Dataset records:
———

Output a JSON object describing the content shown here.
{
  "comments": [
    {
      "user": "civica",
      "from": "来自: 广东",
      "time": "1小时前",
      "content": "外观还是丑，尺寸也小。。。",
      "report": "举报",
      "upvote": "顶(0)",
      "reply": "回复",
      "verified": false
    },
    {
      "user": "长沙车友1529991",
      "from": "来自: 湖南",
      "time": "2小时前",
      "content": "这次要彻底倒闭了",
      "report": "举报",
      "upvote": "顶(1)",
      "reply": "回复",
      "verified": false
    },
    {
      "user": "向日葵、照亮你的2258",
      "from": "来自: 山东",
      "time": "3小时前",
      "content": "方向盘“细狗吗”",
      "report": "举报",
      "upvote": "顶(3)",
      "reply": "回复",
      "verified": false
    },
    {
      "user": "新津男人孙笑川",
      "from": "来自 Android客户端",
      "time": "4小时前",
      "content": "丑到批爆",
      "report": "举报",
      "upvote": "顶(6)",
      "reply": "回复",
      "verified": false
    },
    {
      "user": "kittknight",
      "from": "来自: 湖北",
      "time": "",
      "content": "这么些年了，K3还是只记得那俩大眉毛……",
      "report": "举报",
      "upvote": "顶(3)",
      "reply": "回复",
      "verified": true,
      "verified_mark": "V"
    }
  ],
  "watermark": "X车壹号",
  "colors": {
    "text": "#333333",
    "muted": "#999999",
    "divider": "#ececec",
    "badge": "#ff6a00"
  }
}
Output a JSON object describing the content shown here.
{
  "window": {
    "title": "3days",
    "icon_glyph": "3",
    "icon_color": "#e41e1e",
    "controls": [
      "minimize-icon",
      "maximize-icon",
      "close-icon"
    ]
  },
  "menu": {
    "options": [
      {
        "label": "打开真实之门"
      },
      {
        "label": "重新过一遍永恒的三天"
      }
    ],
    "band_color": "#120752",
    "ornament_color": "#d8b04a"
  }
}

———

◆ What the exercise asks:
Repeat each record in full; every line must match exactly.

◆ Response to the task:
Output a JSON object describing the content shown here.
{
  "comments": [
    {
      "user": "civica",
      "from": "来自: 广东",
      "time": "1小时前",
      "content": "外观还是丑，尺寸也小。。。",
      "report": "举报",
      "upvote": "顶(0)",
      "reply": "回复",
      "verified": false
    },
    {
      "user": "长沙车友1529991",
      "from": "来自: 湖南",
      "time": "2小时前",
      "content": "这次要彻底倒闭了",
      "report": "举报",
      "upvote": "顶(1)",
      "reply": "回复",
      "verified": false
    },
    {
      "user": "向日葵、照亮你的2258",
      "from": "来自: 山东",
      "time": "3小时前",
      "content": "方向盘“细狗吗”",
      "report": "举报",
      "upvote": "顶(3)",
      "reply": "回复",
      "verified": false
    },
    {
      "user": "新津男人孙笑川",
      "from": "来自 Android客户端",
      "time": "4小时前",
      "content": "丑到批爆",
      "report": "举报",
      "upvote": "顶(6)",
      "reply": "回复",
      "verified": false
    },
    {
      "user": "kittknight",
      "from": "来自: 湖北",
      "time": "",
      "content": "这么些年了，K3还是只记得那俩大眉毛……",
      "report": "举报",
      "upvote": "顶(3)",
      "reply": "回复",
      "verified": true,
      "verified_mark": "V"
    }
  ],
  "watermark": "X车壹号",
  "colors": {
    "text": "#333333",
    "muted": "#999999",
    "divider": "#ececec",
    "badge": "#ff6a00"
  }
}
Output a JSON object describing the content shown here.
{
  "window": {
    "title": "3days",
    "icon_glyph": "3",
    "icon_color": "#e41e1e",
    "controls": [
      "minimize-icon",
      "maximize-icon",
      "close-icon"
    ]
  },
  "menu": {
    "options": [
      {
        "label": "打开真实之门"
      },
      {
        "label": "重新过一遍永恒的三天"
      }
    ],
    "band_color": "#120752",
    "ornament_color": "#d8b04a"
  }
}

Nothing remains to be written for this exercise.